[Source records]
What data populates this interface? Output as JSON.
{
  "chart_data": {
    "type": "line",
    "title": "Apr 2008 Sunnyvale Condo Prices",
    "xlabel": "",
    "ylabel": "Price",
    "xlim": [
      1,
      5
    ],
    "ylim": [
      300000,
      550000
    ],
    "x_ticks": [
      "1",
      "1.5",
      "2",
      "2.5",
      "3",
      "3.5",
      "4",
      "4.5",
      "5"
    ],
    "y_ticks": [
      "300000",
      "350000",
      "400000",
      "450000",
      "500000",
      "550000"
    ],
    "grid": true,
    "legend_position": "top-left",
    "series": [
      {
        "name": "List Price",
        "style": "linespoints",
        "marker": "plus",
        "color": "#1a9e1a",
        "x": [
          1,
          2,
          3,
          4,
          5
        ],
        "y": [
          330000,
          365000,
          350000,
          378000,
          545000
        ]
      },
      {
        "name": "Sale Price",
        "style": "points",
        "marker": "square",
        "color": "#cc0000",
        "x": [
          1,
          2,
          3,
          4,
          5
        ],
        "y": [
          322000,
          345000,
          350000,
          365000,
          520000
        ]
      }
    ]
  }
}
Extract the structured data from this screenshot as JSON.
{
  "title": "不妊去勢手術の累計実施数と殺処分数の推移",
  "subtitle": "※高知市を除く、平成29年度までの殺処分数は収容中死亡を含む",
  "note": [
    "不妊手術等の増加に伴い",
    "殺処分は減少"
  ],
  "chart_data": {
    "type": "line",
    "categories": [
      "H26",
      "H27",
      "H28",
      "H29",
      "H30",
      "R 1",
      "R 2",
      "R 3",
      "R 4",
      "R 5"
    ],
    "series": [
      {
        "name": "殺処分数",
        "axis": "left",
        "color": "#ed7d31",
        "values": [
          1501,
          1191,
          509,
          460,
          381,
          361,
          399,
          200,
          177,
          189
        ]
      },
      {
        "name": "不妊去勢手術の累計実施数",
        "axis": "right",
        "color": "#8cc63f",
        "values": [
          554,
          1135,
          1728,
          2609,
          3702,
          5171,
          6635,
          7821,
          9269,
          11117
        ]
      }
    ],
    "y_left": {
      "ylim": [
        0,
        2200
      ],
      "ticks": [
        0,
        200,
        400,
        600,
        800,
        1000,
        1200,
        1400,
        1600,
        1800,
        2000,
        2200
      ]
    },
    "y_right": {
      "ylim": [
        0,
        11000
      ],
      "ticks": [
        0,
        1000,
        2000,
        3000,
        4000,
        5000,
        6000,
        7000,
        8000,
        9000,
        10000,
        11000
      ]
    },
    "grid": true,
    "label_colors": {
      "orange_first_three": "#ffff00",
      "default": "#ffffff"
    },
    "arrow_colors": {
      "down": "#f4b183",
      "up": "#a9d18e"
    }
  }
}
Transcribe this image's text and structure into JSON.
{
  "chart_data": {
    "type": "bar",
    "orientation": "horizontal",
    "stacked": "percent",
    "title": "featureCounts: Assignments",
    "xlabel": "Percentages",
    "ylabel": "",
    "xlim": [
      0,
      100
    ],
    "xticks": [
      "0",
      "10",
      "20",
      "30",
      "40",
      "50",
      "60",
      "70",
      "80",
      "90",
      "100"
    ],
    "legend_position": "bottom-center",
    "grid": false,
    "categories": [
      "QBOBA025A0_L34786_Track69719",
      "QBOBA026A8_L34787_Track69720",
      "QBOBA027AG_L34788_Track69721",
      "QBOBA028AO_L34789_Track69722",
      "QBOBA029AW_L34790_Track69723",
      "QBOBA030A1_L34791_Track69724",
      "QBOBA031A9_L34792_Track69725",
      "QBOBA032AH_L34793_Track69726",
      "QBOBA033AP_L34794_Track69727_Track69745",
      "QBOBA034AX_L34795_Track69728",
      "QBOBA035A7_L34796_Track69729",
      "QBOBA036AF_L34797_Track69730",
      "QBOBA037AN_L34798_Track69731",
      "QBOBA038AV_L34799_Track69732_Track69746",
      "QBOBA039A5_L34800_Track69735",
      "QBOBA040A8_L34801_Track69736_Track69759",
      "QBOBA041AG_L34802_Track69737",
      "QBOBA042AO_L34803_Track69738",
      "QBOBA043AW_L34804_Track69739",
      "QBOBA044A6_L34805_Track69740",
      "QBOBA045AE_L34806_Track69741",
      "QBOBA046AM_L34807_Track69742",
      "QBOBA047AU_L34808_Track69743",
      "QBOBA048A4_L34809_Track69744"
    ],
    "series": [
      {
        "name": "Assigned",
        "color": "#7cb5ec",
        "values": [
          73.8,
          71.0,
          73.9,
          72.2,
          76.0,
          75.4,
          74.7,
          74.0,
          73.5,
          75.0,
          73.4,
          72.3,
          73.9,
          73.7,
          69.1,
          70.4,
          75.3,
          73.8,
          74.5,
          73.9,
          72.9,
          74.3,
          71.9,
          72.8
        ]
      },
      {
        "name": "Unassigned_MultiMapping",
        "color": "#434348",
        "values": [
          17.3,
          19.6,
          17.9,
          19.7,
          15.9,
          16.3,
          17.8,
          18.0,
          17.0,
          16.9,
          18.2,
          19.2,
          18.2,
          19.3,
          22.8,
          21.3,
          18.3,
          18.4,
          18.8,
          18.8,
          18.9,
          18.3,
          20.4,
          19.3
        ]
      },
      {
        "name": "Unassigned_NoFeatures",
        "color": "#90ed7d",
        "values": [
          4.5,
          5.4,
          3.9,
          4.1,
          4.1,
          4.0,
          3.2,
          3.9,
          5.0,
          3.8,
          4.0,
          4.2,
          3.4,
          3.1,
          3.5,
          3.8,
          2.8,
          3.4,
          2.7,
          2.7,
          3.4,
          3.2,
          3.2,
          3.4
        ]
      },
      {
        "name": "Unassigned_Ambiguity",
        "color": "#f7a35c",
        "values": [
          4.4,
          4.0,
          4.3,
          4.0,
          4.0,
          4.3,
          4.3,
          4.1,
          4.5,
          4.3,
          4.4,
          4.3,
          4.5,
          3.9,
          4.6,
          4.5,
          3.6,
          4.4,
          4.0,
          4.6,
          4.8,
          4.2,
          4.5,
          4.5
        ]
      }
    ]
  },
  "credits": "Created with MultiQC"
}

[Stated exercise]
Quote the entire listing above exactly.

[Answer for the task]
What data populates this interface? Output as JSON.
{
  "chart_data": {
    "type": "line",
    "title": "Apr 2008 Sunnyvale Condo Prices",
    "xlabel": "",
    "ylabel": "Price",
    "xlim": [
      1,
      5
    ],
    "ylim": [
      300000,
      550000
    ],
    "x_ticks": [
      "1",
      "1.5",
      "2",
      "2.5",
      "3",
      "3.5",
      "4",
      "4.5",
      "5"
    ],
    "y_ticks": [
      "300000",
      "350000",
      "400000",
      "450000",
      "500000",
      "550000"
    ],
    "grid": true,
    "legend_position": "top-left",
    "series": [
      {
        "name": "List Price",
        "style": "linespoints",
        "marker": "plus",
        "color": "#1a9e1a",
        "x": [
          1,
          2,
          3,
          4,
          5
        ],
        "y": [
          330000,
          365000,
          350000,
          378000,
          545000
        ]
      },
      {
        "name": "Sale Price",
        "style": "points",
        "marker": "square",
        "color": "#cc0000",
        "x": [
          1,
          2,
          3,
          4,
          5
        ],
        "y": [
          322000,
          345000,
          350000,
          365000,
          520000
        ]
      }
    ]
  }
}
Extract the structured data from this screenshot as JSON.
{
  "title": "不妊去勢手術の累計実施数と殺処分数の推移",
  "subtitle": "※高知市を除く、平成29年度までの殺処分数は収容中死亡を含む",
  "note": [
    "不妊手術等の増加に伴い",
    "殺処分は減少"
  ],
  "chart_data": {
    "type": "line",
    "categories": [
      "H26",
      "H27",
      "H28",
      "H29",
      "H30",
      "R 1",
      "R 2",
      "R 3",
      "R 4",
      "R 5"
    ],
    "series": [
      {
        "name": "殺処分数",
        "axis": "left",
        "color": "#ed7d31",
        "values": [
          1501,
          1191,
          509,
          460,
          381,
          361,
          399,
          200,
          177,
          189
        ]
      },
      {
        "name": "不妊去勢手術の累計実施数",
        "axis": "right",
        "color": "#8cc63f",
        "values": [
          554,
          1135,
          1728,
          2609,
          3702,
          5171,
          6635,
          7821,
          9269,
          11117
        ]
      }
    ],
    "y_left": {
      "ylim": [
        0,
        2200
      ],
      "ticks": [
        0,
        200,
        400,
        600,
        800,
        1000,
        1200,
        1400,
        1600,
        1800,
        2000,
        2200
      ]
    },
    "y_right": {
      "ylim": [
        0,
        11000
      ],
      "ticks": [
        0,
        1000,
        2000,
        3000,
        4000,
        5000,
        6000,
        7000,
        8000,
        9000,
        10000,
        11000
      ]
    },
    "grid": true,
    "label_colors": {
      "orange_first_three": "#ffff00",
      "default": "#ffffff"
    },
    "arrow_colors": {
      "down": "#f4b183",
      "up": "#a9d18e"
    }
  }
}
Transcribe this image's text and structure into JSON.
{
  "chart_data": {
    "type": "bar",
    "orientation": "horizontal",
    "stacked": "percent",
    "title": "featureCounts: Assignments",
    "xlabel": "Percentages",
    "ylabel": "",
    "xlim": [
      0,
      100
    ],
    "xticks": [
      "0",
      "10",
      "20",
      "30",
      "40",
      "50",
      "60",
      "70",
      "80",
      "90",
      "100"
    ],
    "legend_position": "bottom-center",
    "grid": false,
    "categories": [
      "QBOBA025A0_L34786_Track69719",
      "QBOBA026A8_L34787_Track69720",
      "QBOBA027AG_L34788_Track69721",
      "QBOBA028AO_L34789_Track69722",
      "QBOBA029AW_L34790_Track69723",
      "QBOBA030A1_L34791_Track69724",
      "QBOBA031A9_L34792_Track69725",
      "QBOBA032AH_L34793_Track69726",
      "QBOBA033AP_L34794_Track69727_Track69745",
      "QBOBA034AX_L34795_Track69728",
      "QBOBA035A7_L34796_Track69729",
      "QBOBA036AF_L34797_Track69730",
      "QBOBA037AN_L34798_Track69731",
      "QBOBA038AV_L34799_Track69732_Track69746",
      "QBOBA039A5_L34800_Track69735",
      "QBOBA040A8_L34801_Track69736_Track69759",
      "QBOBA041AG_L34802_Track69737",
      "QBOBA042AO_L34803_Track69738",
      "QBOBA043AW_L34804_Track69739",
      "QBOBA044A6_L34805_Track69740",
      "QBOBA045AE_L34806_Track69741",
      "QBOBA046AM_L34807_Track69742",
      "QBOBA047AU_L34808_Track69743",
      "QBOBA048A4_L34809_Track69744"
    ],
    "series": [
      {
        "name": "Assigned",
        "color": "#7cb5ec",
        "values": [
          73.8,
          71.0,
          73.9,
          72.2,
          76.0,
          75.4,
          74.7,
          74.0,
          73.5,
          75.0,
          73.4,
          72.3,
          73.9,
          73.7,
          69.1,
          70.4,
          75.3,
          73.8,
          74.5,
          73.9,
          72.9,
          74.3,
          71.9,
          72.8
        ]
      },
      {
        "name": "Unassigned_MultiMapping",
        "color": "#434348",
        "values": [
          17.3,
          19.6,
          17.9,
          19.7,
          15.9,
          16.3,
          17.8,
          18.0,
          17.0,
          16.9,
          18.2,
          19.2,
          18.2,
          19.3,
          22.8,
          21.3,
          18.3,
          18.4,
          18.8,
          18.8,
          18.9,
          18.3,
          20.4,
          19.3
        ]
      },
      {
        "name": "Unassigned_NoFeatures",
        "color": "#90ed7d",
        "values": [
          4.5,
          5.4,
          3.9,
          4.1,
          4.1,
          4.0,
          3.2,
          3.9,
          5.0,
          3.8,
          4.0,
          4.2,
          3.4,
          3.1,
          3.5,
          3.8,
          2.8,
          3.4,
          2.7,
          2.7,
          3.4,
          3.2,
          3.2,
          3.4
        ]
      },
      {
        "name": "Unassigned_Ambiguity",
        "color": "#f7a35c",
        "values": [
          4.4,
          4.0,
          4.3,
          4.0,
          4.0,
          4.3,
          4.3,
          4.1,
          4.5,
          4.3,
          4.4,
          4.3,
          4.5,
          3.9,
          4.6,
          4.5,
          3.6,
          4.4,
          4.0,
          4.6,
          4.8,
          4.2,
          4.5,
          4.5
        ]
      }
    ]
  },
  "credits": "Created with MultiQC"
}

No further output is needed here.